Creating Samples

The data set consists of three files in US English

Sampling text files

This will enable faster Data processing

sampletext <- function(textbody, portion) {
  taking <- sample(1:length(textbody), length(textbody)*portion)
  Sampletext <- textbody[taking]
  Sampletext
}

set.seed(1103)
###As the test files are large we need to create a samples from each data sets
### This will improve processing time 
portion <- 25/50
SampleTwitter <- sampletext(twitter, portion)
SampleBlog <- sampletext(blogs, portion)
SampleNews <- sampletext(news, portion)

### combine sampled texts into one variable
SampleAll <- c(SampleBlog, SampleNews, SampleTwitter)

### write sampled texts into text files for further analysis
writeLines(SampleAll, "SampleAll.txt")

theSampleCon <- file("SampleAll.txt")
theSample <- readLines(theSampleCon)
## Warning in readLines(theSampleCon): incomplete final line found on
## 'SampleAll.txt'
close(theSampleCon)
# Checking the size and length of the files and calculate the word count
blogsFile <- file.info("./final/en_US/en_US.blogs.txt")$size / 1024.0 / 1024.0
newsFile <- file.info("./final/en_US/en_US.news.txt")$size / 1024.0 / 1024.0
twitterFile <- file.info("./final/en_US/en_US.twitter.txt")$size / 1024.0 / 1024.0
sampleFile <- file.info("./MilestoneReport/textSample.txt")$size / 1024.0 / 1024.0
blogsLength <- length(blogs)

Task statement
Rewrite the sampling code, everything from "sampletext <- function(textbody, portion)" down to "<- sampletext(news, portion)", changing "portion" to "fraction" wherever it occurs.

Given data

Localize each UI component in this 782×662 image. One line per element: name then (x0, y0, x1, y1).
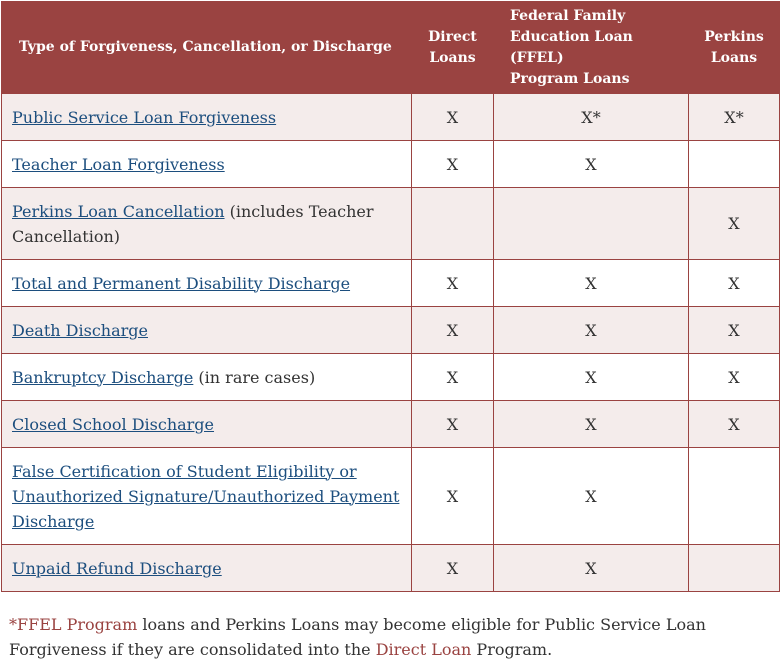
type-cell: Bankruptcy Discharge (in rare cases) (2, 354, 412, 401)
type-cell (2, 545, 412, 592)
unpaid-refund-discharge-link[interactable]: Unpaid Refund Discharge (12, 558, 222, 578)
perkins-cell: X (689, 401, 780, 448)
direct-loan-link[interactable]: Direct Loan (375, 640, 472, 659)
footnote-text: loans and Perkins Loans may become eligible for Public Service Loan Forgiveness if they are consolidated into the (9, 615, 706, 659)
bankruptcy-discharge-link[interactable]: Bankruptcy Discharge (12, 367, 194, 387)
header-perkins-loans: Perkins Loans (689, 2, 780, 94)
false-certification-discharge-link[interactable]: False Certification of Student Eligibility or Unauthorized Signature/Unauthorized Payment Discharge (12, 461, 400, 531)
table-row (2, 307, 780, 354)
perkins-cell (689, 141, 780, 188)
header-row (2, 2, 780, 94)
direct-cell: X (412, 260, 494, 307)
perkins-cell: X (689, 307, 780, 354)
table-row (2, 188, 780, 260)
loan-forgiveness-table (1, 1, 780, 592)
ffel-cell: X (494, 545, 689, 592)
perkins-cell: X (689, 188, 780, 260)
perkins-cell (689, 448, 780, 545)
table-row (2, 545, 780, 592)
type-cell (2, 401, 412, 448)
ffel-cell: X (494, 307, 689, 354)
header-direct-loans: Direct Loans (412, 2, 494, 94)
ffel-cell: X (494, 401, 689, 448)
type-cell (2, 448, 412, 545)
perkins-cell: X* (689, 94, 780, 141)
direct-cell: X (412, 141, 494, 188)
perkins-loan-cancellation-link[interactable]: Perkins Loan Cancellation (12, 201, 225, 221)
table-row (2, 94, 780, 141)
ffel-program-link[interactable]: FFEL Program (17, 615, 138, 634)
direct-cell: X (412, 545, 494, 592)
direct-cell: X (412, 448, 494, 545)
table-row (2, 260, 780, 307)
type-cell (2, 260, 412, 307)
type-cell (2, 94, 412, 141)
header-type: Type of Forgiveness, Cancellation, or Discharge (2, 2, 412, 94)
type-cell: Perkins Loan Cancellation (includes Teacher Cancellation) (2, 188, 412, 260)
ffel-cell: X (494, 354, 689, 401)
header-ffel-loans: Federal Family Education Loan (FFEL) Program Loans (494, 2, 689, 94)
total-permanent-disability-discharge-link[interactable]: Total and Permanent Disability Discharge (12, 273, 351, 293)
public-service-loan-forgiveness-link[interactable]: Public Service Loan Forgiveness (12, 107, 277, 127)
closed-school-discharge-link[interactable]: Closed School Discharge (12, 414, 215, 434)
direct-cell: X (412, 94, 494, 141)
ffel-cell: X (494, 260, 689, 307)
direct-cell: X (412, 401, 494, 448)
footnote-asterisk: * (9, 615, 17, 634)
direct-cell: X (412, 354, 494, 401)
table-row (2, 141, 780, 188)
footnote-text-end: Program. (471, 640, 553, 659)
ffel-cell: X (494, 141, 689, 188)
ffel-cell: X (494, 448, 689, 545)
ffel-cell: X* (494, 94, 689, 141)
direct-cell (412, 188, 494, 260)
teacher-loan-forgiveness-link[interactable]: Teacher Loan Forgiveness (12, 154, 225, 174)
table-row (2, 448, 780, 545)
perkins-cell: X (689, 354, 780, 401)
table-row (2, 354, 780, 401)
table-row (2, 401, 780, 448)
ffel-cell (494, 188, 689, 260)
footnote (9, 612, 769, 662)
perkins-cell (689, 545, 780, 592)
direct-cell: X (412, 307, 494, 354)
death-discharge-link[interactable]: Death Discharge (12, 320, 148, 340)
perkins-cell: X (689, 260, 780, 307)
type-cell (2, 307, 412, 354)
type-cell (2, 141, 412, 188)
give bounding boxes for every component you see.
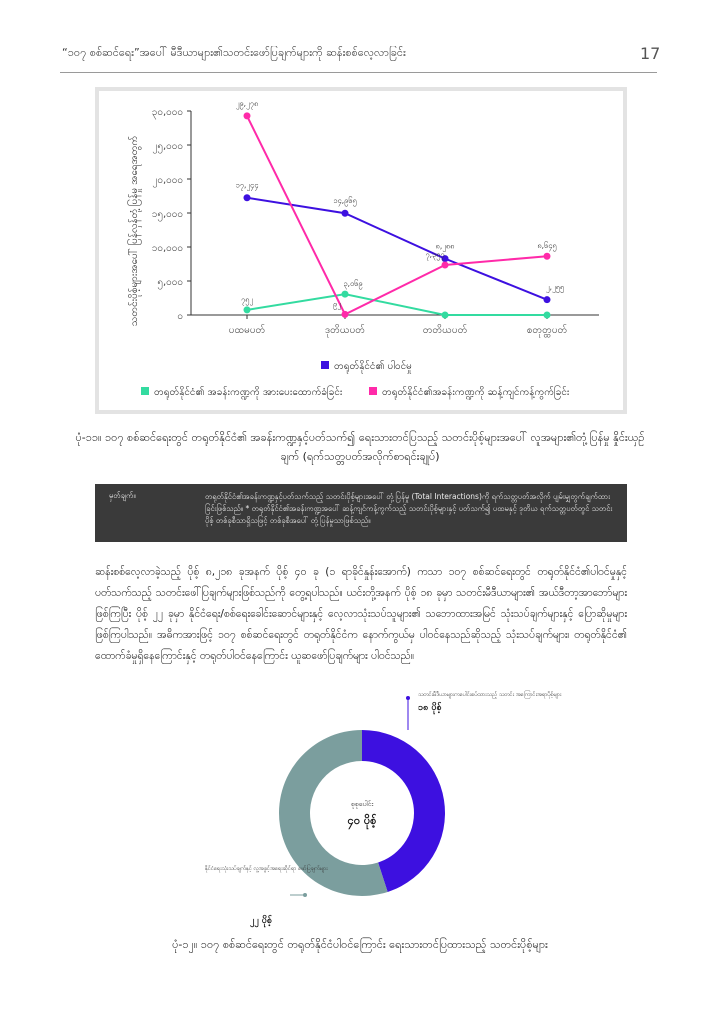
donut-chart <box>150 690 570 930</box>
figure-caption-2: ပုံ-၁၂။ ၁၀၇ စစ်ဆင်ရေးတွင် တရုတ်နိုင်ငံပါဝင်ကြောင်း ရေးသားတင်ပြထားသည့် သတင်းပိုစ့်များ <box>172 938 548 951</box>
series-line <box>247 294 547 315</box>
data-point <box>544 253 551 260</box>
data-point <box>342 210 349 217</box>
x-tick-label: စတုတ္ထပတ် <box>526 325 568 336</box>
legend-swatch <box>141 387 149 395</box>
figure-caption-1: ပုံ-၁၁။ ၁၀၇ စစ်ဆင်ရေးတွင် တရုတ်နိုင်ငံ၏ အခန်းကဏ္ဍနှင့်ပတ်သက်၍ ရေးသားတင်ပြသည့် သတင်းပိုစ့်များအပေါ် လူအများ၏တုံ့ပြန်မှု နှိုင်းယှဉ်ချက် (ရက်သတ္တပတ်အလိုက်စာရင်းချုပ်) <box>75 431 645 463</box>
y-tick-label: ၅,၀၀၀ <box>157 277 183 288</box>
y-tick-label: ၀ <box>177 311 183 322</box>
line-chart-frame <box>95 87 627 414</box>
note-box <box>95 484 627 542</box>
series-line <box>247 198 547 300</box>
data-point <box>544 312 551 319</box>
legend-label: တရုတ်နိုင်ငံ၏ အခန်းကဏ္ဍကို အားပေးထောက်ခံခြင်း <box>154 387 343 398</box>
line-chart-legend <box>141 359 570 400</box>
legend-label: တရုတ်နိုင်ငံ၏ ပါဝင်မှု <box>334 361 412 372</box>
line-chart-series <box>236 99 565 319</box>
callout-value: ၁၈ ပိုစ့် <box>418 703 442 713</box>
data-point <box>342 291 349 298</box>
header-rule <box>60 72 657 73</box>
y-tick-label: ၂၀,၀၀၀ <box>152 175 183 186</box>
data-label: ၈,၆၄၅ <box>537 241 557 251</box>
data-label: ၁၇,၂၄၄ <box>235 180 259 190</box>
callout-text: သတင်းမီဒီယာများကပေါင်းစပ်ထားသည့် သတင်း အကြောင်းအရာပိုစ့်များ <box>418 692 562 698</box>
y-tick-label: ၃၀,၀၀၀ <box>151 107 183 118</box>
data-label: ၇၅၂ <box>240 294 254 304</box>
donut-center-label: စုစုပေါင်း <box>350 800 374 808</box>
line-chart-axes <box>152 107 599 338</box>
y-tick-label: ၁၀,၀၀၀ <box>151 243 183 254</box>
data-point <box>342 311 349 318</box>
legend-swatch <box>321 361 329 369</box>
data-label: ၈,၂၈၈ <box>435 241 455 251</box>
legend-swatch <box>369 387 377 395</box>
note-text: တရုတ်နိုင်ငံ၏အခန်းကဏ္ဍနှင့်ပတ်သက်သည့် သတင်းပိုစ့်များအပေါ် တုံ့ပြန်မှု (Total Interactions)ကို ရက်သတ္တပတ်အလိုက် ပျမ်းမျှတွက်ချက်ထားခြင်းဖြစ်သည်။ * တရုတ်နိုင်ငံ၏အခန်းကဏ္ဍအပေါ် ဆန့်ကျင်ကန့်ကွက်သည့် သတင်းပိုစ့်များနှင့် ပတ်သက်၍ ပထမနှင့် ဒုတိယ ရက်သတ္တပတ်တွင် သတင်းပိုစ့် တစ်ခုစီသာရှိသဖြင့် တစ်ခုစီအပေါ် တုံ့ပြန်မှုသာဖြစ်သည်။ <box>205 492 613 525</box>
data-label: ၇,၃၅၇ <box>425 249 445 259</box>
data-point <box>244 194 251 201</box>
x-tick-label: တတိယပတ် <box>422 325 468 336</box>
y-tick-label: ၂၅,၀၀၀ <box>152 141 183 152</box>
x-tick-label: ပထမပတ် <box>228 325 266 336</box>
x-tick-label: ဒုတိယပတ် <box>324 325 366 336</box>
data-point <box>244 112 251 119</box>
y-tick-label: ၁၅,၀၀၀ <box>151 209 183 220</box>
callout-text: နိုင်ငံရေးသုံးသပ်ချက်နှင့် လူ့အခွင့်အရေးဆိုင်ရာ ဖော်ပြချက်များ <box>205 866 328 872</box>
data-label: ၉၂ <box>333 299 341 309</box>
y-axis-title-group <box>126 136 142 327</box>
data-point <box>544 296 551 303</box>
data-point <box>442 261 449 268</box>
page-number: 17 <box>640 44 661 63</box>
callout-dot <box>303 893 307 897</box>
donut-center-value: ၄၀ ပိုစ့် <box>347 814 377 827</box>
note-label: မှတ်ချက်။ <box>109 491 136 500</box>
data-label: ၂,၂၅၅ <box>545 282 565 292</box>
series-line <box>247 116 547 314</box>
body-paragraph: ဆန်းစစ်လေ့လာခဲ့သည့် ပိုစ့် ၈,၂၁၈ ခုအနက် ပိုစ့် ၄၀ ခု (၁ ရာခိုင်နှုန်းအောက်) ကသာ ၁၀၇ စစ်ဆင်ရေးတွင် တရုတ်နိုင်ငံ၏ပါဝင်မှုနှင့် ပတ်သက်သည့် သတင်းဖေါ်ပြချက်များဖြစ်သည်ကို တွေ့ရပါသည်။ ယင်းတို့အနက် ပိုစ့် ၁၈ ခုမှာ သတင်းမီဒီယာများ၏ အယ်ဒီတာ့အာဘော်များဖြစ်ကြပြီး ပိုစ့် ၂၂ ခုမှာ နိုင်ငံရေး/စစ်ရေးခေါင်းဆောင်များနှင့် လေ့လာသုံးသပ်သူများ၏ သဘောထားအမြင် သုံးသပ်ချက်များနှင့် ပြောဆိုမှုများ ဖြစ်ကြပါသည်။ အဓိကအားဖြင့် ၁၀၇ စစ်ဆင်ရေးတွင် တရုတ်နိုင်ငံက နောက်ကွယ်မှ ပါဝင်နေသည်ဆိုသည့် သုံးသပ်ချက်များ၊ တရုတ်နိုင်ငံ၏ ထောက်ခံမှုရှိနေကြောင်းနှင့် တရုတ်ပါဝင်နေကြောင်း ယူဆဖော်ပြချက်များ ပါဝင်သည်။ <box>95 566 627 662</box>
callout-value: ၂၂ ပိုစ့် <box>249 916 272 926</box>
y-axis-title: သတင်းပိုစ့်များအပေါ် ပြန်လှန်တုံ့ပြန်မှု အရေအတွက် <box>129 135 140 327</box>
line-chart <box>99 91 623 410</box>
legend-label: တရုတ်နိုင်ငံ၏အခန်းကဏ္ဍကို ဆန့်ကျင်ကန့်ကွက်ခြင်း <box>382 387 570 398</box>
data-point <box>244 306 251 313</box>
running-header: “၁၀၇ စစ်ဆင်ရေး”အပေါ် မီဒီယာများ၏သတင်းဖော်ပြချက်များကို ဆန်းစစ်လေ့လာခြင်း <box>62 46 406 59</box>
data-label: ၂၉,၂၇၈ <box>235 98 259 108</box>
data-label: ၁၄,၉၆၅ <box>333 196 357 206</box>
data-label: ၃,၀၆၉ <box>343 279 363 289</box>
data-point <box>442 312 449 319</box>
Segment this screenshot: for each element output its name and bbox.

Written solution
sampletext <- function(textbody, fraction) {
  taking <- sample(1:length(textbody), length(textbody)*fraction)
  Sampletext <- textbody[taking]
  Sampletext
}

set.seed(1103)
###As the test files are large we need to create a samples from each data sets
### This will improve processing time 
fraction <- 25/50
SampleTwitter <- sampletext(twitter, fraction)
SampleBlog <- sampletext(blogs, fraction)
SampleNews <- sampletext(news, fraction)